▶ _Stated task_
Return the whole listing, line for line, without the pictures in it.

## Begin Dataset

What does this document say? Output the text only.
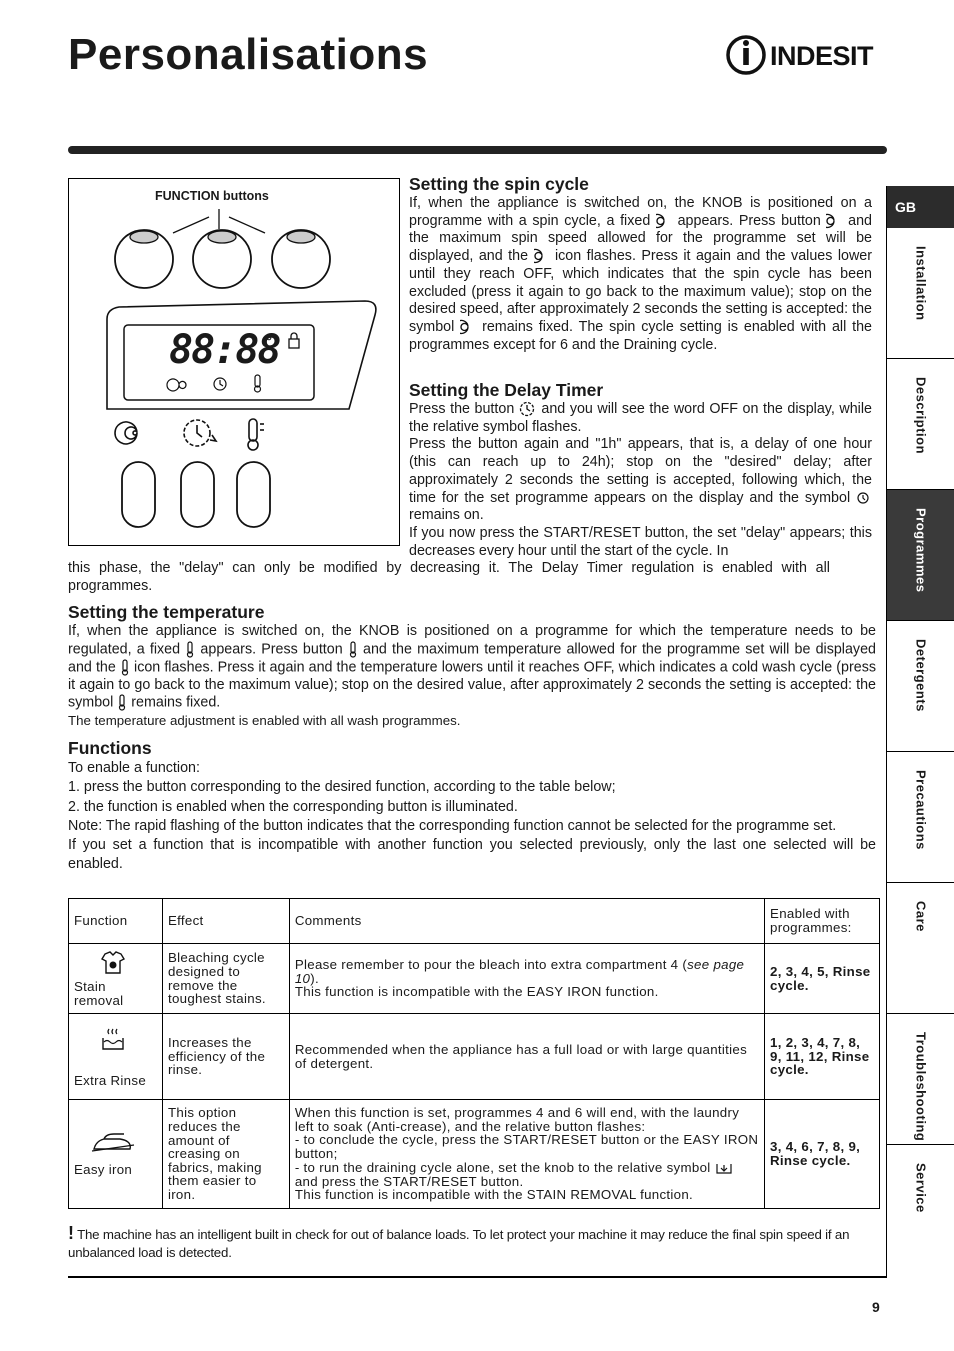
Personalisations	INDESIT
GB
Installation
Description
Programmes
Detergents
Precautions
Care
Troubleshooting
Service
FUNCTION buttons
88:88
Setting the spin cycle

If, when the appliance is switched on, the KNOB is positioned on a programme with a spin cycle, a fixed appears. Press button and the maximum spin speed allowed for the programme set will be displayed, and the icon flashes. Press it again and the values lower until they reach OFF, which indicates that the spin cycle has been excluded (press it again to go back to the maximum value); stop on the desired speed, after approximately 2 seconds the setting is accepted: the symbol remains fixed. The spin cycle setting is enabled with all the programmes except for 6 and the Draining cycle.

Setting the Delay Timer

Press the button and you will see the word OFF on the display, while the relative symbol flashes.
Press the button again and "1h" appears, that is, a delay of one hour (this can reach up to 24h); stop on the "desired" delay; after approximately 2 seconds the setting is accepted, following which, the time for the set programme appears on the display and the symbol  remains on.
If you now press the START/RESET button, the set "delay" appears; this decreases every hour until the start of the cycle. In

this phase, the "delay" can only be modified by decreasing it. The Delay Timer regulation is enabled with all programmes.

Setting the temperature

If, when the appliance is switched on, the KNOB is positioned on a programme for which the temperature needs to be regulated, a fixed appears. Press button and the maximum temperature allowed for the programme set will be displayed and the icon flashes. Press it again and the temperature lowers until it reaches OFF, which indicates a cold wash cycle (press it again to go back to the maximum value); stop on the desired value, after approximately 2 seconds the setting is accepted: the symbol remains fixed.

The temperature adjustment is enabled with all wash programmes.

Functions

To enable a function:

1. press the button corresponding to the desired function, according to the table below;

2. the function is enabled when the corresponding button is illuminated.

Note: The rapid flashing of the button indicates that the corresponding function cannot be selected for the programme set.

If you set a function that is incompatible with another function you selected previously, only the last one selected will be enabled.

Function	Effect	Comments	Enabled with programmes:

Stain removal	Bleaching cycle designed to remove the toughest stains.	Please remember to pour the bleach into extra compartment 4 (see page 10).
This function is incompatible with the EASY IRON function.	2, 3, 4, 5, Rinse cycle.

Extra Rinse	Increases the efficiency of the rinse.	Recommended when the appliance has a full load or with large quantities of detergent.	1, 2, 3, 4, 7, 8, 9, 11, 12, Rinse cycle.

Easy iron	This option reduces the amount of creasing on fabrics, making them easier to iron.	When this function is set, programmes 4 and 6 will end, with the laundry left to soak (Anti-crease), and the relative button flashes:
- to conclude the cycle, press the START/RESET button or the EASY IRON button;
- to run the draining cycle alone, set the knob to the relative symbol  and press the START/RESET button.
This function is incompatible with the STAIN REMOVAL function.	3, 4, 6, 7, 8, 9, Rinse cycle.

! The machine has an intelligent built in check for out of balance loads. To let protect your machine it may reduce the final spin speed if an unbalanced load is detected.

9
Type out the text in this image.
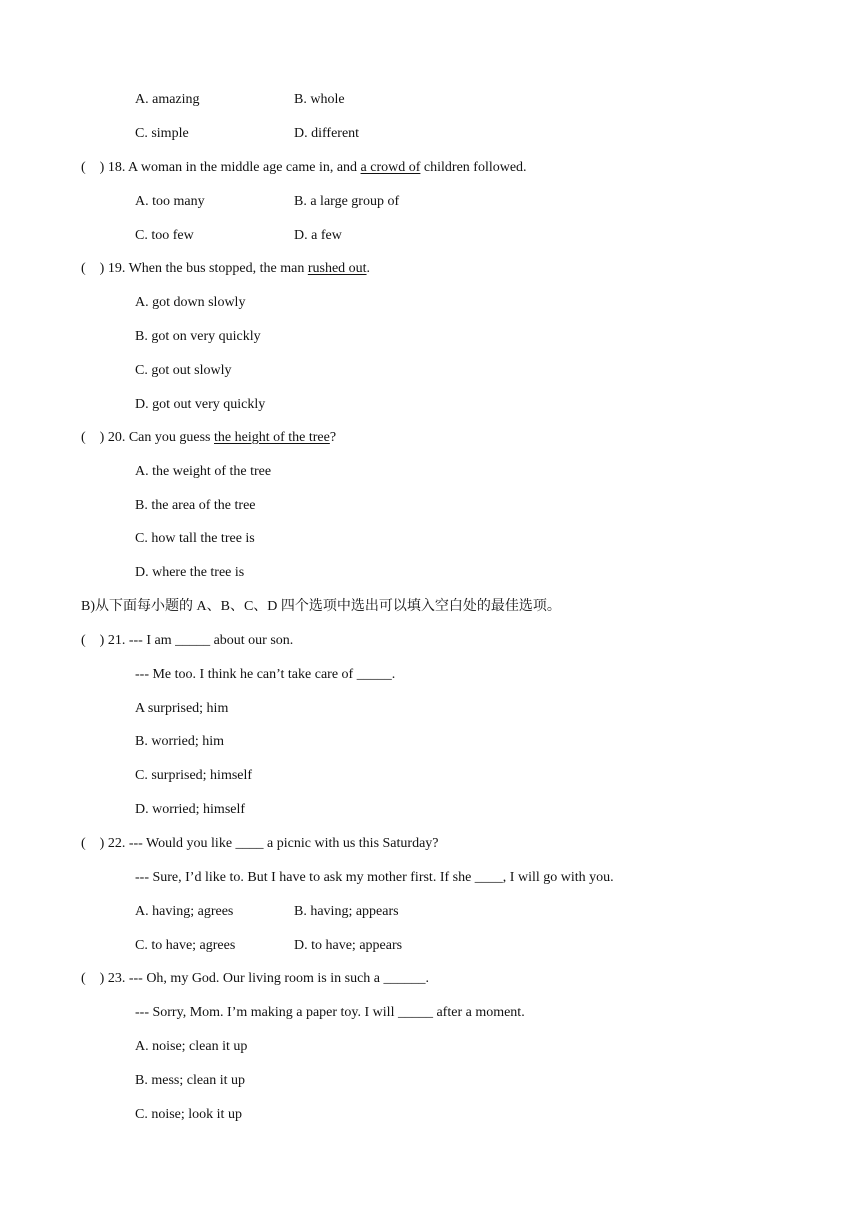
A. amazing	B. whole
C. simple	D. different
(    ) 18. A woman in the middle age came in, and a crowd of children followed.
A. too many	B. a large group of
C. too few	D. a few
(    ) 19. When the bus stopped, the man rushed out.
A. got down slowly
B. got on very quickly
C. got out slowly
D. got out very quickly
(    ) 20. Can you guess the height of the tree?
A. the weight of the tree
B. the area of the tree
C. how tall the tree is
D. where the tree is
B)从下面每小题的 A、B、C、D 四个选项中选出可以填入空白处的最佳选项。
(    ) 21. --- I am _____ about our son.
--- Me too. I think he can’t take care of _____.
A surprised; him
B. worried; him
C. surprised; himself
D. worried; himself
(    ) 22. --- Would you like ____ a picnic with us this Saturday?
--- Sure, I’d like to. But I have to ask my mother first. If she ____, I will go with you.
A. having; agrees	B. having; appears
C. to have; agrees	D. to have; appears
(    ) 23. --- Oh, my God. Our living room is in such a ______.
--- Sorry, Mom. I’m making a paper toy. I will _____ after a moment.
A. noise; clean it up
B. mess; clean it up
C. noise; look it up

## End Dataset

▶ _Complete answer_
What does this document say? Output the text only.
Personalisations	INDESIT
GB
Installation
Description
Programmes
Detergents
Precautions
Care
Troubleshooting
Service
FUNCTION buttons
88:88
Setting the spin cycle

If, when the appliance is switched on, the KNOB is positioned on a programme with a spin cycle, a fixed appears. Press button and the maximum spin speed allowed for the programme set will be displayed, and the icon flashes. Press it again and the values lower until they reach OFF, which indicates that the spin cycle has been excluded (press it again to go back to the maximum value); stop on the desired speed, after approximately 2 seconds the setting is accepted: the symbol remains fixed. The spin cycle setting is enabled with all the programmes except for 6 and the Draining cycle.

Setting the Delay Timer

Press the button and you will see the word OFF on the display, while the relative symbol flashes.
Press the button again and "1h" appears, that is, a delay of one hour (this can reach up to 24h); stop on the "desired" delay; after approximately 2 seconds the setting is accepted, following which, the time for the set programme appears on the display and the symbol  remains on.
If you now press the START/RESET button, the set "delay" appears; this decreases every hour until the start of the cycle. In

this phase, the "delay" can only be modified by decreasing it. The Delay Timer regulation is enabled with all programmes.

Setting the temperature

If, when the appliance is switched on, the KNOB is positioned on a programme for which the temperature needs to be regulated, a fixed appears. Press button and the maximum temperature allowed for the programme set will be displayed and the icon flashes. Press it again and the temperature lowers until it reaches OFF, which indicates a cold wash cycle (press it again to go back to the maximum value); stop on the desired value, after approximately 2 seconds the setting is accepted: the symbol remains fixed.

The temperature adjustment is enabled with all wash programmes.

Functions

To enable a function:

1. press the button corresponding to the desired function, according to the table below;

2. the function is enabled when the corresponding button is illuminated.

Note: The rapid flashing of the button indicates that the corresponding function cannot be selected for the programme set.

If you set a function that is incompatible with another function you selected previously, only the last one selected will be enabled.

Function	Effect	Comments	Enabled with programmes:

Stain removal	Bleaching cycle designed to remove the toughest stains.	Please remember to pour the bleach into extra compartment 4 (see page 10).
This function is incompatible with the EASY IRON function.	2, 3, 4, 5, Rinse cycle.

Extra Rinse	Increases the efficiency of the rinse.	Recommended when the appliance has a full load or with large quantities of detergent.	1, 2, 3, 4, 7, 8, 9, 11, 12, Rinse cycle.

Easy iron	This option reduces the amount of creasing on fabrics, making them easier to iron.	When this function is set, programmes 4 and 6 will end, with the laundry left to soak (Anti-crease), and the relative button flashes:
- to conclude the cycle, press the START/RESET button or the EASY IRON button;
- to run the draining cycle alone, set the knob to the relative symbol  and press the START/RESET button.
This function is incompatible with the STAIN REMOVAL function.	3, 4, 6, 7, 8, 9, Rinse cycle.

! The machine has an intelligent built in check for out of balance loads. To let protect your machine it may reduce the final spin speed if an unbalanced load is detected.

9
Type out the text in this image.
A. amazing	B. whole
C. simple	D. different
(    ) 18. A woman in the middle age came in, and a crowd of children followed.
A. too many	B. a large group of
C. too few	D. a few
(    ) 19. When the bus stopped, the man rushed out.
A. got down slowly
B. got on very quickly
C. got out slowly
D. got out very quickly
(    ) 20. Can you guess the height of the tree?
A. the weight of the tree
B. the area of the tree
C. how tall the tree is
D. where the tree is
B)从下面每小题的 A、B、C、D 四个选项中选出可以填入空白处的最佳选项。
(    ) 21. --- I am _____ about our son.
--- Me too. I think he can’t take care of _____.
A surprised; him
B. worried; him
C. surprised; himself
D. worried; himself
(    ) 22. --- Would you like ____ a picnic with us this Saturday?
--- Sure, I’d like to. But I have to ask my mother first. If she ____, I will go with you.
A. having; agrees	B. having; appears
C. to have; agrees	D. to have; appears
(    ) 23. --- Oh, my God. Our living room is in such a ______.
--- Sorry, Mom. I’m making a paper toy. I will _____ after a moment.
A. noise; clean it up
B. mess; clean it up
C. noise; look it up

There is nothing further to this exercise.